(Structured figure records)

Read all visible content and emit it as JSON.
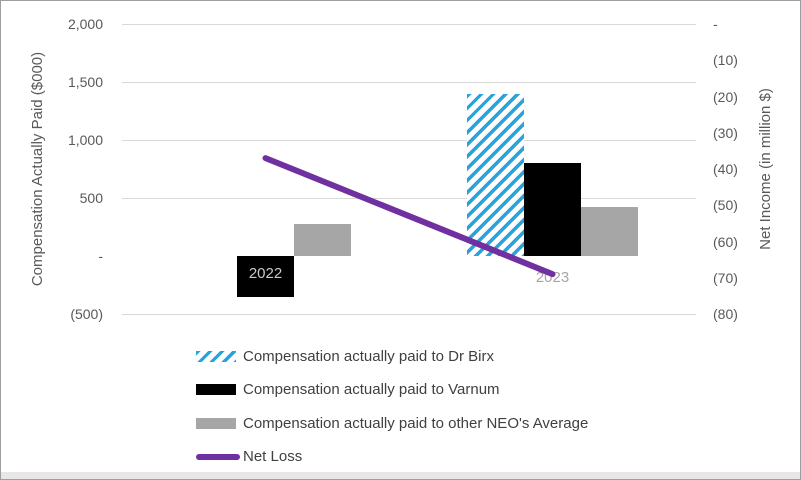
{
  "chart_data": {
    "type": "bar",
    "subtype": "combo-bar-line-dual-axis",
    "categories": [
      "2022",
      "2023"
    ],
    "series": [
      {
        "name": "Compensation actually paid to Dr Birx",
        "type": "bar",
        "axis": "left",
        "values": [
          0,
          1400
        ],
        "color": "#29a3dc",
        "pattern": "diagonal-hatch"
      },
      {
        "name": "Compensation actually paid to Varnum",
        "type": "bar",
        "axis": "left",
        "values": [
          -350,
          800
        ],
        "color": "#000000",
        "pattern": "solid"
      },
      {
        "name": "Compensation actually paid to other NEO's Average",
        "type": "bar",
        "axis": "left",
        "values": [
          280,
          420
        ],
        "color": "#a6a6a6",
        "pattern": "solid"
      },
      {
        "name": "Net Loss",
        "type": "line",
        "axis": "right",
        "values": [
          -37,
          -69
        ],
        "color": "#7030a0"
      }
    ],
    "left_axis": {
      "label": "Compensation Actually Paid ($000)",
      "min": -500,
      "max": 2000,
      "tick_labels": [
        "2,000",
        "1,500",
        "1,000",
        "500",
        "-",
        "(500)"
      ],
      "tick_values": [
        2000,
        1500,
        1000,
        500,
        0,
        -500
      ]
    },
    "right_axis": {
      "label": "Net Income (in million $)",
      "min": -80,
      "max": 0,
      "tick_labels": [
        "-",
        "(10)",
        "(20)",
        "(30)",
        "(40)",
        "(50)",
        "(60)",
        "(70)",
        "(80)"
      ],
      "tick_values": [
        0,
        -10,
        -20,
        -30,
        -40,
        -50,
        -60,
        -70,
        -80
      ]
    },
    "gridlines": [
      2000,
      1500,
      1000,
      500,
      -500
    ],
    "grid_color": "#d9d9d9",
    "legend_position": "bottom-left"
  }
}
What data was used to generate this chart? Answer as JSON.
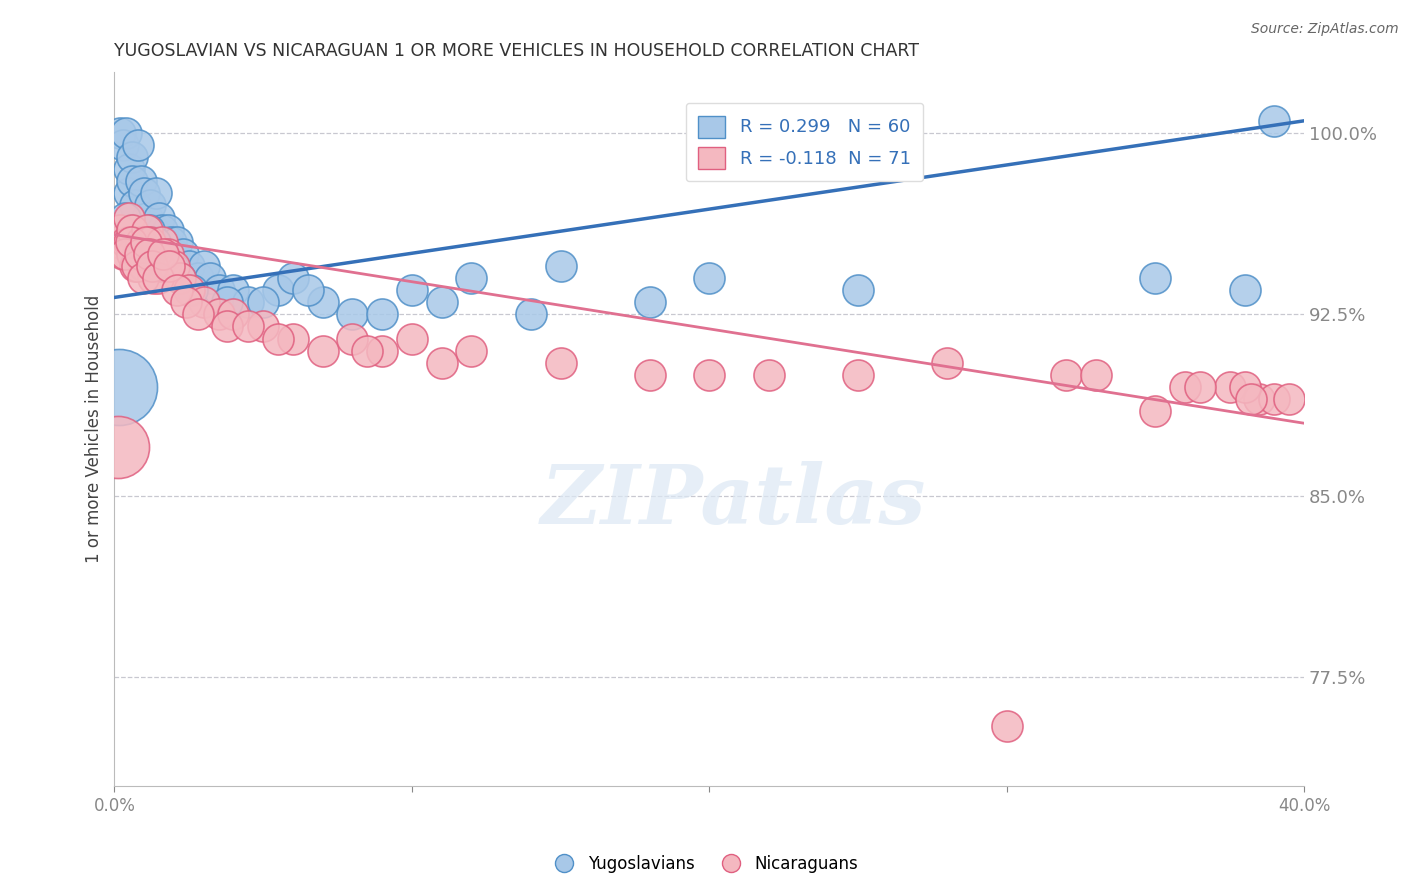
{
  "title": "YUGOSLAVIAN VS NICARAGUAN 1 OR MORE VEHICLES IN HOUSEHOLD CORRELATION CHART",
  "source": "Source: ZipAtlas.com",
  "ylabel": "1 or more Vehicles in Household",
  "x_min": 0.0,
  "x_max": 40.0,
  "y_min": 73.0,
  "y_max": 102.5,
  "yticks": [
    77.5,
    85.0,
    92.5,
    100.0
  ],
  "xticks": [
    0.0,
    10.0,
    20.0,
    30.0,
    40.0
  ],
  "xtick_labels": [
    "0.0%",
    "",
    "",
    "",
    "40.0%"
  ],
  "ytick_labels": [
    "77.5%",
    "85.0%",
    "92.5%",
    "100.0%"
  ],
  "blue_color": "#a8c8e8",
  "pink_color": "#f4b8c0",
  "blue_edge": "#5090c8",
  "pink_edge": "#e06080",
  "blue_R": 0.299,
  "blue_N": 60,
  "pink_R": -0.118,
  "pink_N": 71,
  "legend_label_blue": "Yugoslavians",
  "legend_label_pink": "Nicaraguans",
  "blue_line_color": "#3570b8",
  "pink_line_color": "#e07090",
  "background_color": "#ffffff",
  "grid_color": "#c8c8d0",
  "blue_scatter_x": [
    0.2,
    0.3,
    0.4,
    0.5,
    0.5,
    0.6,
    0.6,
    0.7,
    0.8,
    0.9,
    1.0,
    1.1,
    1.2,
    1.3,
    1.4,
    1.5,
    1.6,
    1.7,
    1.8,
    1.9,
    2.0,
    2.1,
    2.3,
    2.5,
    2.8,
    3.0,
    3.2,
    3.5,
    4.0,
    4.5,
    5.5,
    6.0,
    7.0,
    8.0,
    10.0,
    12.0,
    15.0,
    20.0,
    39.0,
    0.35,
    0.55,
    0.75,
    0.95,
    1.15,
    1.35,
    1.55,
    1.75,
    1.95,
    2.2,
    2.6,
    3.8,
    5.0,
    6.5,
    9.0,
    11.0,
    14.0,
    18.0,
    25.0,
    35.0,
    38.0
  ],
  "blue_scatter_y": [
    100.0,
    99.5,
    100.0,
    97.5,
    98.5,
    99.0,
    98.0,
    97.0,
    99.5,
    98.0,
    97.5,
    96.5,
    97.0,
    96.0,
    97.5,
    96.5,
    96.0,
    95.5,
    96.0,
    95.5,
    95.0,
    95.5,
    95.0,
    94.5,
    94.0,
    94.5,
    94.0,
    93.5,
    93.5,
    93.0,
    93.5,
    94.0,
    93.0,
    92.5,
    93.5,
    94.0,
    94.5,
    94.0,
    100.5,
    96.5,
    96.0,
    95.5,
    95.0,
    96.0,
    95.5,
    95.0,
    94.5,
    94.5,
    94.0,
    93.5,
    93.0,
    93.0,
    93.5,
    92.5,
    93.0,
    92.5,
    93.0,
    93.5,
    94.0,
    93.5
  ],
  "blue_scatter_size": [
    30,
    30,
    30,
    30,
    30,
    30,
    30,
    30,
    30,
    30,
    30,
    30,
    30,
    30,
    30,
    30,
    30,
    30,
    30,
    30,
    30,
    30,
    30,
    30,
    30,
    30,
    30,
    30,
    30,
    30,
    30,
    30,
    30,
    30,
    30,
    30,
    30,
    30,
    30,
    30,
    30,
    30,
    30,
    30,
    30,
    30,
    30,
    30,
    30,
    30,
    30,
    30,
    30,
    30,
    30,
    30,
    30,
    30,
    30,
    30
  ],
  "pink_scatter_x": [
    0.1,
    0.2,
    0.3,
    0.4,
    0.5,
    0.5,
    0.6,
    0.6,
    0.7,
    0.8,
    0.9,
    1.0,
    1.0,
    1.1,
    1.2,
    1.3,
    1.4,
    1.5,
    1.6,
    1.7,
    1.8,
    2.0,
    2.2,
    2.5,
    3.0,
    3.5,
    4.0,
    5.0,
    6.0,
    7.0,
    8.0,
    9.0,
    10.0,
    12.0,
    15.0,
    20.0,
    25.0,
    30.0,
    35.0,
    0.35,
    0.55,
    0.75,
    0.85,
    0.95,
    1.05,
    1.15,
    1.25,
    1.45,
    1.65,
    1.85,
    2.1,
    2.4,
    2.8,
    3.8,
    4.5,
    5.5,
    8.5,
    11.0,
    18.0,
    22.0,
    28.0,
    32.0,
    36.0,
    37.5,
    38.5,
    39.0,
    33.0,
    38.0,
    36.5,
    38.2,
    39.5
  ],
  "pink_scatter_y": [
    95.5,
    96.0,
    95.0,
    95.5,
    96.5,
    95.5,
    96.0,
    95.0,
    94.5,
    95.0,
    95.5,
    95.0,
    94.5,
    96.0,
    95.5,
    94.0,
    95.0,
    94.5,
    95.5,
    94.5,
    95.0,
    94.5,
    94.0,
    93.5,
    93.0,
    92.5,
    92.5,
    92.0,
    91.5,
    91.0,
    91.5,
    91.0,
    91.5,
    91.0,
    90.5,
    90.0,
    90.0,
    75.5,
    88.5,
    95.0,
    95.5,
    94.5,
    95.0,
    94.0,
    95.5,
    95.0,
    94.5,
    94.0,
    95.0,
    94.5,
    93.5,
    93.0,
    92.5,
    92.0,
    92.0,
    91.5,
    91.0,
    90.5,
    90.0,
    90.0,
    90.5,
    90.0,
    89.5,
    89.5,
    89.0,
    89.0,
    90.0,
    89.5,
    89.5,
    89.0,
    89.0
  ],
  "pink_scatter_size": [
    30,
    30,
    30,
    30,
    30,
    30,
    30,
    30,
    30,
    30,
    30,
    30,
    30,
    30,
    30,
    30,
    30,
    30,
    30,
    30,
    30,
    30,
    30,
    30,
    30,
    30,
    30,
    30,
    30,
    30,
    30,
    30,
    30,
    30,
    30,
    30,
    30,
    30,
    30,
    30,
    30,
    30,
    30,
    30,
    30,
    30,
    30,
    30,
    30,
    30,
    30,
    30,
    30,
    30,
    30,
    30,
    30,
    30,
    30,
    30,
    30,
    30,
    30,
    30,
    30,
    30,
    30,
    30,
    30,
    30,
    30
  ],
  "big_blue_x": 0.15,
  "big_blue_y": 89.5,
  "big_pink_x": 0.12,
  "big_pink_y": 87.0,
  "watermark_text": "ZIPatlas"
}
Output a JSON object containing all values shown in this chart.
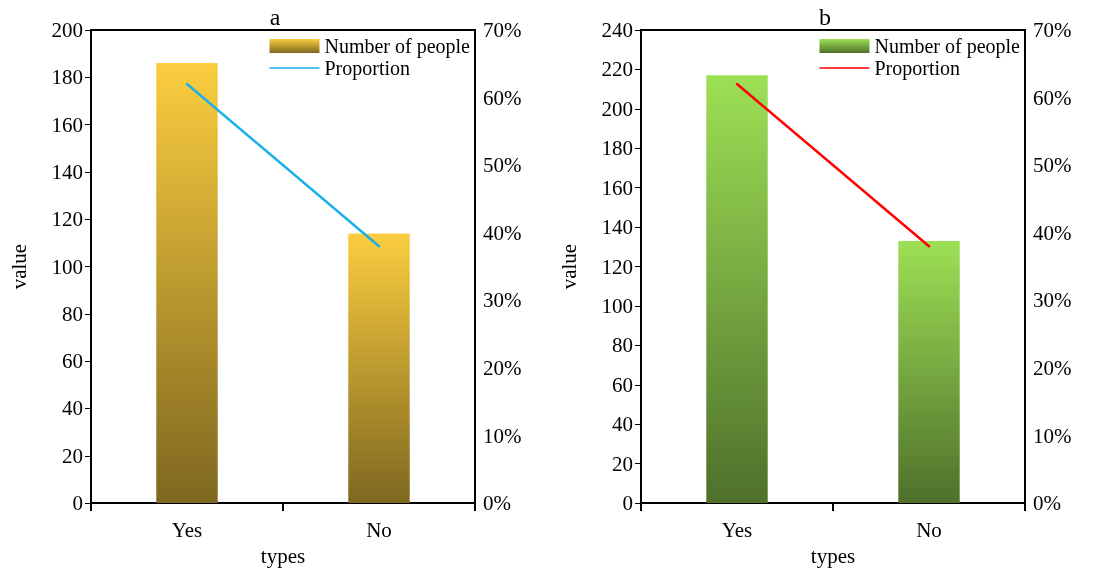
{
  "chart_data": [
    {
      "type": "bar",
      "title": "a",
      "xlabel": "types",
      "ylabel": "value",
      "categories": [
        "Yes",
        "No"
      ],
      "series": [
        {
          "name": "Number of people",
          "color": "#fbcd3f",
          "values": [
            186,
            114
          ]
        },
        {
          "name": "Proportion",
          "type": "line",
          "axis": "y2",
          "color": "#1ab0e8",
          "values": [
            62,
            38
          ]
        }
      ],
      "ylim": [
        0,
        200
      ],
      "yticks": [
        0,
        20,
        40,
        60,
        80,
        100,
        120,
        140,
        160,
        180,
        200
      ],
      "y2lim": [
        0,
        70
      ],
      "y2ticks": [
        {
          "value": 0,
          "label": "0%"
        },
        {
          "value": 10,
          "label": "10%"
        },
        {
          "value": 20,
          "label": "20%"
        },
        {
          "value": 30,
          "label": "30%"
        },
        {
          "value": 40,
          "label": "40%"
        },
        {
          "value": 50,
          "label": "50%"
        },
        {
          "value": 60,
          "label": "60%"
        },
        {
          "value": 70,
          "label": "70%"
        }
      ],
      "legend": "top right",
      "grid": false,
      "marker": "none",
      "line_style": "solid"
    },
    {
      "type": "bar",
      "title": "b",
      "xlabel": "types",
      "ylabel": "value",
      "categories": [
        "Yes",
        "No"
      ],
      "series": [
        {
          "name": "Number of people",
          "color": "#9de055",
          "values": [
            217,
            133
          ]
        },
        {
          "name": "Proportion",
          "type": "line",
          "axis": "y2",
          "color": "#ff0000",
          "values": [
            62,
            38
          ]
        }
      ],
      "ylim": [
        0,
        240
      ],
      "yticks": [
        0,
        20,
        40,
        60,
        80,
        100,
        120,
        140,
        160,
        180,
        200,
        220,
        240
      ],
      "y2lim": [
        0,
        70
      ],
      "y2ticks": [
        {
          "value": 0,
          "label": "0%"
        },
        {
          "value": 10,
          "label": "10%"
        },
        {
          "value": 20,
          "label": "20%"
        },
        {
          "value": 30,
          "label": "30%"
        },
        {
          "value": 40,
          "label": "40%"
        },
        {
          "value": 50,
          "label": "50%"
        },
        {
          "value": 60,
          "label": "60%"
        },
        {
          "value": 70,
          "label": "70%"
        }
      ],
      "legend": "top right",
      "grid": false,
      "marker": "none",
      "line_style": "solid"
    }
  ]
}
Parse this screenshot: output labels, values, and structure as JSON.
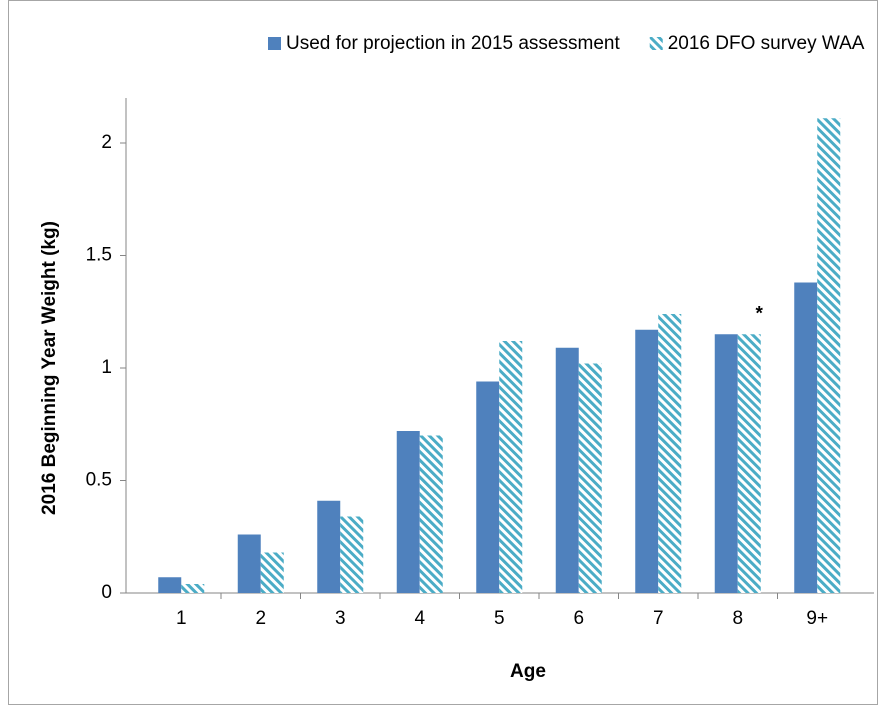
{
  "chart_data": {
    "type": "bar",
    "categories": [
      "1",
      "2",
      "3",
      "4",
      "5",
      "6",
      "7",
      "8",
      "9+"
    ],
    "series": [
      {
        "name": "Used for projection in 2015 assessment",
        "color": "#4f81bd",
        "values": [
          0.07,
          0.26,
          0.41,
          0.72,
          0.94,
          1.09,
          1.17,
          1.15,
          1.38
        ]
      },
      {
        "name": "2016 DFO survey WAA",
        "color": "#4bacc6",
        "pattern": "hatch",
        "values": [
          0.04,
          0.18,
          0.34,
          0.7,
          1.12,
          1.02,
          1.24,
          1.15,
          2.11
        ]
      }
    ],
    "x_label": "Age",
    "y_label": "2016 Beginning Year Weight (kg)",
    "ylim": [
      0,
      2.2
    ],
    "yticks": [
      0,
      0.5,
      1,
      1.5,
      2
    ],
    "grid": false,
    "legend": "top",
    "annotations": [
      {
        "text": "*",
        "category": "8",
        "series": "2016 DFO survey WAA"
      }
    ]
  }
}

> _What is being asked_: Go through the material and copy out every line with "this" in it.

> _Output of the exercise_:
What data was used to generate this chart? Answer as JSON.
Output a JSON object containing all values shown in this chart.
Parse this screenshot: output labels, values, and structure as JSON.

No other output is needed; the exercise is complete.